Text segment >>
The news that Amazon will stop taking Venmo payments prompts much speculation as to the why behind it all, roughly 14 months since the 90 million active Venmo customers in the U.S. began to be able to use the option on Amazon (though they can still use Venmo credit and debit cards).
For Amazon, the impetus may have been to avoid paying fees on the payment method, or concerns over volume.
But beyond the headlines, we note that Venmo had been consistently been ranking at the top spot, or within the top five spots (depending on the month) of our monthly monitoring of credit card apps. Venmo parent PayPal also has garnered the top spot in our buy now, pay later (BNPL) provider rankings too (and Venmo, we note, has a BNPL feature).
As of this writing, PayPal’s stock, which had dipped in morning trading on Friday (Dec. 8), had reversed course and was actually up headed into the final hours of the day.
In PayPal’s most recent third-quarter earnings results, the company noted that total P2P payments volume (PayPal, Venmo, and Xoom) increased 4% to $97 billon and represented 25% of TPV. Venmo represented the bulk of that, as TPV increased 7% to $68 billion. In the second quarter, the volumes were remarkably similar, and thus consistent: Venmo TPV increased 8% to $67 billion.

Stored records
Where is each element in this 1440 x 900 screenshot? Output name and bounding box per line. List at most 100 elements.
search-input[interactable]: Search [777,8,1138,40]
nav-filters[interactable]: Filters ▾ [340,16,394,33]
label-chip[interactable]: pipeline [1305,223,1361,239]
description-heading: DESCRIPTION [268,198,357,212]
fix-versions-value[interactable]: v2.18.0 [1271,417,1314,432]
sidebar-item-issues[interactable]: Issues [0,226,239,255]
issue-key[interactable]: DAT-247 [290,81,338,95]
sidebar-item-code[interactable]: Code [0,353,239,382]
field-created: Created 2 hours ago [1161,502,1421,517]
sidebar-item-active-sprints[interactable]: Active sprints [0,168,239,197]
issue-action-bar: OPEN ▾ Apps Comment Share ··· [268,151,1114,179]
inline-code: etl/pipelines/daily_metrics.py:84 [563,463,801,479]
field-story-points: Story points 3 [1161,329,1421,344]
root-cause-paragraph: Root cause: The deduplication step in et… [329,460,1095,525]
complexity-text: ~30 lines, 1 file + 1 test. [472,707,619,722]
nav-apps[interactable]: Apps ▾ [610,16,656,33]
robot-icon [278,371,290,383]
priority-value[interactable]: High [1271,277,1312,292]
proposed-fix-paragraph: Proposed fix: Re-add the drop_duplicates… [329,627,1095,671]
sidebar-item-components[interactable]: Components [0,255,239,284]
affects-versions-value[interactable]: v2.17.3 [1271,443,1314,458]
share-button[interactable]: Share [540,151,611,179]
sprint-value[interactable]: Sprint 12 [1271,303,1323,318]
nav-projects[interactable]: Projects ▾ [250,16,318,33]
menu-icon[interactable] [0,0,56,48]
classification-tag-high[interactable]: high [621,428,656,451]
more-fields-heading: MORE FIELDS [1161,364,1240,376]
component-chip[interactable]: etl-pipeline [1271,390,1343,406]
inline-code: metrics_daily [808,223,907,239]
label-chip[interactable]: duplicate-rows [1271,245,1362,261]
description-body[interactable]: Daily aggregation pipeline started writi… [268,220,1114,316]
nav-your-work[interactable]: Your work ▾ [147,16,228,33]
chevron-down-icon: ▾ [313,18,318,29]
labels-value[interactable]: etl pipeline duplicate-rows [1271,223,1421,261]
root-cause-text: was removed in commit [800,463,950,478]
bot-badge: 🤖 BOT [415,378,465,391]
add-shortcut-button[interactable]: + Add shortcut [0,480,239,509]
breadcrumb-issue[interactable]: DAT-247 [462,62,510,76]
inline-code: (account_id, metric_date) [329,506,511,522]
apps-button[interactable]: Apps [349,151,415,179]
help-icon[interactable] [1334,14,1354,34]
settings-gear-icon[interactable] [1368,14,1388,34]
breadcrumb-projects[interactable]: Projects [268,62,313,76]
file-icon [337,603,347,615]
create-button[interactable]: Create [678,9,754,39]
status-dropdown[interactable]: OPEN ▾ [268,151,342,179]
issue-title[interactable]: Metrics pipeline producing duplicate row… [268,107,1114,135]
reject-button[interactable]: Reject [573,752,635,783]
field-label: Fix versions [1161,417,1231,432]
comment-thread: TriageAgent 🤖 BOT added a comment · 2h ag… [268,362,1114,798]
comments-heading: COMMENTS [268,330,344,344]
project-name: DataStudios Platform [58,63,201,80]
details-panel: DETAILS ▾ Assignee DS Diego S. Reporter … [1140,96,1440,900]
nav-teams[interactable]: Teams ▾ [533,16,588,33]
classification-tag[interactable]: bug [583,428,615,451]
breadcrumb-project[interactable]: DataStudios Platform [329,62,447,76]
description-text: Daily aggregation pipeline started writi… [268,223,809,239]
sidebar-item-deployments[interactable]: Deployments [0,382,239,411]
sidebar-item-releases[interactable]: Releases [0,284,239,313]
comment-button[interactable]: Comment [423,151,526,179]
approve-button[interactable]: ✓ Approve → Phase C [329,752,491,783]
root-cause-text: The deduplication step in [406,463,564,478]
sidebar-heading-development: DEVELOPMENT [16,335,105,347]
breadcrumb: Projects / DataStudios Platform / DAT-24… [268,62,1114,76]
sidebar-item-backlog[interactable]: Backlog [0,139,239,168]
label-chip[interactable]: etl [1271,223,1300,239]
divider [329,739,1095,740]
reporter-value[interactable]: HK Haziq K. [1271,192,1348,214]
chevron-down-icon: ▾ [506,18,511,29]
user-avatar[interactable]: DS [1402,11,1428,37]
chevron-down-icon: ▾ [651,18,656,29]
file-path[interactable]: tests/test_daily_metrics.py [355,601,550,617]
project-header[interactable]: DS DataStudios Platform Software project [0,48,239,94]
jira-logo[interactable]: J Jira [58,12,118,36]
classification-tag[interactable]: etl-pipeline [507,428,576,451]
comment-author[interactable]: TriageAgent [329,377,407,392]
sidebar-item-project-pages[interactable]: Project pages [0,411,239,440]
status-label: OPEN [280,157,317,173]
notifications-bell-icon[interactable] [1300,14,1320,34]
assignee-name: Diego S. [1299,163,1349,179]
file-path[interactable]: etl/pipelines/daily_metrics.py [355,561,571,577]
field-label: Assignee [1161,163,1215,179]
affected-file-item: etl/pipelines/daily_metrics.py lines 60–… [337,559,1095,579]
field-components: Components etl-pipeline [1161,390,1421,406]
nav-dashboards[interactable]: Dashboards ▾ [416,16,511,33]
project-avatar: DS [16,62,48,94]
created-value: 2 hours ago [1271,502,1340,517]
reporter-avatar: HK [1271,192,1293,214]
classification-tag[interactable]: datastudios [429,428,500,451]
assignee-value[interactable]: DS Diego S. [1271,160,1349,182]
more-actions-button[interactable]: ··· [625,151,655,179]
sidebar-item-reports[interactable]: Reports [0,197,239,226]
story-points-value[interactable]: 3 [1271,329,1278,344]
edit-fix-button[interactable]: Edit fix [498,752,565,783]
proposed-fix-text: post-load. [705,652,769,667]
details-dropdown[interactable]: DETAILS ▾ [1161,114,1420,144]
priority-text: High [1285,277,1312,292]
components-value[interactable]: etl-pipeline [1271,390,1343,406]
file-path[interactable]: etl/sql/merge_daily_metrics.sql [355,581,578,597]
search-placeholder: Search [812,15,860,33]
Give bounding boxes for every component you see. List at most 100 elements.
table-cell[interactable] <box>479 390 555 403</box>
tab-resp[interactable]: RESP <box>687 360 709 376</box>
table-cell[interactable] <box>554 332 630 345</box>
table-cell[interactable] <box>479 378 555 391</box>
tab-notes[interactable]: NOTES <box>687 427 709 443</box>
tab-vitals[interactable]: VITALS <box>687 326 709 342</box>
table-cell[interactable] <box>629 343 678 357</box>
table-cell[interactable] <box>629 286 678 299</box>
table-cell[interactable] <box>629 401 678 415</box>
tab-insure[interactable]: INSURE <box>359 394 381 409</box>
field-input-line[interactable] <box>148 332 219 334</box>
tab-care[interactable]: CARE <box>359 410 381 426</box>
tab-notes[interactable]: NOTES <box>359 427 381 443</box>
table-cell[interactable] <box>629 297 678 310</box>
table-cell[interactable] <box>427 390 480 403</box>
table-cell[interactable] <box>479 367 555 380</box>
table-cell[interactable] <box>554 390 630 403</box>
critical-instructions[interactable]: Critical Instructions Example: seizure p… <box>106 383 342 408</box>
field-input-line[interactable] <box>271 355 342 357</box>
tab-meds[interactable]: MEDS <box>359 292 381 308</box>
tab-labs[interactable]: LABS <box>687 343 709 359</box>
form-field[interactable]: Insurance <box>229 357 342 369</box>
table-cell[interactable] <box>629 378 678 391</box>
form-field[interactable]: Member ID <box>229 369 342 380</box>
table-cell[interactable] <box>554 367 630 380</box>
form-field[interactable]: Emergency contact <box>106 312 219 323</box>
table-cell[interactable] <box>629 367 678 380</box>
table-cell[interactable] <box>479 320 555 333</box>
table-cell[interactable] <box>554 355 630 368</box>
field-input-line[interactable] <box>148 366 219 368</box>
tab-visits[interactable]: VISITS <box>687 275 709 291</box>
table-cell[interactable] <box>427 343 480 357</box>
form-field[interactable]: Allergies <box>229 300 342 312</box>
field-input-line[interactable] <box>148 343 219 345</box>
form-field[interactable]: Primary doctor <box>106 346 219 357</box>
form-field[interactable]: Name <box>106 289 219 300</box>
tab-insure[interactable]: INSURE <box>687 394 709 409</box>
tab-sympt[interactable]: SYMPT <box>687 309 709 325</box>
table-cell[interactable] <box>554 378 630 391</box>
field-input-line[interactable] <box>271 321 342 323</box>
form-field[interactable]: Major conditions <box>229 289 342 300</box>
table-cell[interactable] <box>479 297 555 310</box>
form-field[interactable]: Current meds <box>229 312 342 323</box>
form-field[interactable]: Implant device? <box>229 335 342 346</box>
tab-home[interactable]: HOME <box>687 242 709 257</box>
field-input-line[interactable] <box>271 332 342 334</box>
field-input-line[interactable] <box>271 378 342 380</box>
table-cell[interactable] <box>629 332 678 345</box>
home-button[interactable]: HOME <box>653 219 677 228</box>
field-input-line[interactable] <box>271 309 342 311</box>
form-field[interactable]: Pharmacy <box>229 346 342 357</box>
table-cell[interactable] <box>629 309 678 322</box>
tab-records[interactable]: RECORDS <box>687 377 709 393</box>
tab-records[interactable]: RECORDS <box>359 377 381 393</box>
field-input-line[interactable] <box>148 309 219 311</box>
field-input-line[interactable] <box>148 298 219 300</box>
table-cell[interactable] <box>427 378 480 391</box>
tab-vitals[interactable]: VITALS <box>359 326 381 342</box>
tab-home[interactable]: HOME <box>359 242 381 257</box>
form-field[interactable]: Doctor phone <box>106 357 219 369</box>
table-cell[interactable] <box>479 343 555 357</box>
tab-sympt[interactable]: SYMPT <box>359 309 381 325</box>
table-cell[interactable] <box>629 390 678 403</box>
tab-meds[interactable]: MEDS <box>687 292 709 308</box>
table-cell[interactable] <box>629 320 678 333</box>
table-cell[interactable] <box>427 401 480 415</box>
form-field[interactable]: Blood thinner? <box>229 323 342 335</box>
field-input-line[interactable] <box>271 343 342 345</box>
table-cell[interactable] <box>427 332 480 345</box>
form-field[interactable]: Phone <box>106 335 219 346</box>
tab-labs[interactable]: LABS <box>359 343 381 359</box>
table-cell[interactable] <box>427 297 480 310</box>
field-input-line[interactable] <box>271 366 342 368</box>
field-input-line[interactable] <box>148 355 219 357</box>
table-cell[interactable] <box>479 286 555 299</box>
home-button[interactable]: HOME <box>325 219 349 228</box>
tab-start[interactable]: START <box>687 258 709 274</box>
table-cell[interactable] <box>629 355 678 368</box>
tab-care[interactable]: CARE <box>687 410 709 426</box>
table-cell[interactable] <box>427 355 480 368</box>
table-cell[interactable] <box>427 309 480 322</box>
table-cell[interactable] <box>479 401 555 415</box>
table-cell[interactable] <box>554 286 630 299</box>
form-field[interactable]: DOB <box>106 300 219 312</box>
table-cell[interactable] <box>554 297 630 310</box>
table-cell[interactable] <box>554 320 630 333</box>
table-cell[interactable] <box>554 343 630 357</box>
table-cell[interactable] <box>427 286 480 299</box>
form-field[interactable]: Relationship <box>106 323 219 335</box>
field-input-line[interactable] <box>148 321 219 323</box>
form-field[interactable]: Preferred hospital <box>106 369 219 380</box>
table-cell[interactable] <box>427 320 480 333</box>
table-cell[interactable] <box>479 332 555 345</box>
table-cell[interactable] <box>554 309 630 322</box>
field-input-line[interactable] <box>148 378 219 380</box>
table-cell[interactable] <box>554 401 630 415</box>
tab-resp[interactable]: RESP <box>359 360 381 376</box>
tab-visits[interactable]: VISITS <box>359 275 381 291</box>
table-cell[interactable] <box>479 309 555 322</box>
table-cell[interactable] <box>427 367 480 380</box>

Parts of the exercise >>
1. In the article about Amazon dropping Venmo payments, how many active Venmo customers in the U.S. are mentioned?
2. Resume the article about Amazon dropping Venmo payments, picking up after its final sentence.

Answers to the exercise >>
1. 90 million

2.
Management noted on the most recent earnings call that in expanding the Venmo ecosystem, PayPal and Venmo branded credit and debit cards can be added in the Apple and Google Wallets.
Last month, PayPal detailed that Venmo Groups allows members to add expenses, view amounts due, split and settle transactions.
And as reported in September, the stablecoin known as PayPal USD (PYUSD) debuted on Venmo, offering select users a regulated, dollar-denominated stablecoin that is 100% backed by U.S. dollar deposits, short-term U.S. Treasuries and similar cash equivalents.
There’s still room for PayPal, and by extension, Venmo, to make inroads, especially with younger consumers, to make some headway in social media-driven commerce. The sweet spot of users, we estimated as far back as the depths of the pandemic, was defined by “Generation Venmo,” some 65+ million consumers back then who had downloaded and used the app, skewed younger and a bit more educated than the general population.
In the PYMNTS Intelligence and AWS report “Tracking the Digital Payments Makeover: Monetizing Social Media,” and as documented in the accompanying chart, cards dominate social media payments, PayPal trails a bit with a high-teens percentage point market share, and Venmo has a 2.4% slice.